**Task details:**
State how many lines of the records contain the string "天上的小鸟再无忧无虑的歌唱", treating case as significant. Reply with the number alone.

Records taken from a collection

============

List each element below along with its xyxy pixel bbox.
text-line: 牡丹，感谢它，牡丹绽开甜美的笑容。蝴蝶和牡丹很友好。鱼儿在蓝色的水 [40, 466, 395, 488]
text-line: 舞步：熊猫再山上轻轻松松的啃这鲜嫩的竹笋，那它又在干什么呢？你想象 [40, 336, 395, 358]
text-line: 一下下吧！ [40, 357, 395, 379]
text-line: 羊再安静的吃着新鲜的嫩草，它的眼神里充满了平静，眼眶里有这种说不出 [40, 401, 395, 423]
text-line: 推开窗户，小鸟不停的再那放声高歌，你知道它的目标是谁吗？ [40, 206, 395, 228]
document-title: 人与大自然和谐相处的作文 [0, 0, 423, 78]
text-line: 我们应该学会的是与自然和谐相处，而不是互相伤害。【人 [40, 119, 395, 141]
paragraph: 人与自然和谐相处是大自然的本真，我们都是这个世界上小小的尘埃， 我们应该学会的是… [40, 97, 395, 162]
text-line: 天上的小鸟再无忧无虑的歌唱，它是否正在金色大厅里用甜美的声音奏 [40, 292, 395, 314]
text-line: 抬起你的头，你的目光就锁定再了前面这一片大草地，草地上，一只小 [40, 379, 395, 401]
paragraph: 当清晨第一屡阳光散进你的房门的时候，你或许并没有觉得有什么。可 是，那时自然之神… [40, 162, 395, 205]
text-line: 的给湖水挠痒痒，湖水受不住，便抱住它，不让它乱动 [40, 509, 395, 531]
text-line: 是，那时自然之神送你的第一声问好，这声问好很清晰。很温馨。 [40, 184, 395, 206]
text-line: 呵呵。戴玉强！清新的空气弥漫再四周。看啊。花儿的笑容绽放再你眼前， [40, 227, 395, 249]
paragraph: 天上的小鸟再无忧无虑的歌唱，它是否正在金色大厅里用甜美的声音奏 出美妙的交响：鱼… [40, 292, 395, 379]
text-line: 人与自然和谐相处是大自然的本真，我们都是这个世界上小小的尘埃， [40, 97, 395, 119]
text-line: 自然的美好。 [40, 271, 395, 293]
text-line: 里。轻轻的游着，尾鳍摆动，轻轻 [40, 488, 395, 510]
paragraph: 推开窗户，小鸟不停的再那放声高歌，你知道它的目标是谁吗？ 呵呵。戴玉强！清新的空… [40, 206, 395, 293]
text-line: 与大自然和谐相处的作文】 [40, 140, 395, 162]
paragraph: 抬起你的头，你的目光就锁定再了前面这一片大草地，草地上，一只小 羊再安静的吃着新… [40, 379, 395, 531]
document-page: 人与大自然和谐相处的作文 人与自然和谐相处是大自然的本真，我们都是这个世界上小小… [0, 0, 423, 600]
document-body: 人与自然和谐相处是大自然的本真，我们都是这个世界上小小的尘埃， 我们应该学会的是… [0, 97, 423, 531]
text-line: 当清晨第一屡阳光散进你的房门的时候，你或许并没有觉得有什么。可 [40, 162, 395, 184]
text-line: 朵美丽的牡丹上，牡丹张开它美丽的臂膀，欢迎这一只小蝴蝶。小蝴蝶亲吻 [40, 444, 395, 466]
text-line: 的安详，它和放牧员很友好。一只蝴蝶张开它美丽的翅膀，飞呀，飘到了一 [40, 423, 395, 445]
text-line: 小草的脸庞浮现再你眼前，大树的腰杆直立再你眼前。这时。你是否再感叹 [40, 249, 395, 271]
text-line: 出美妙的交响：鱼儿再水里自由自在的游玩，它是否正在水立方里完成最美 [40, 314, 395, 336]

============

**Finished answer:**
2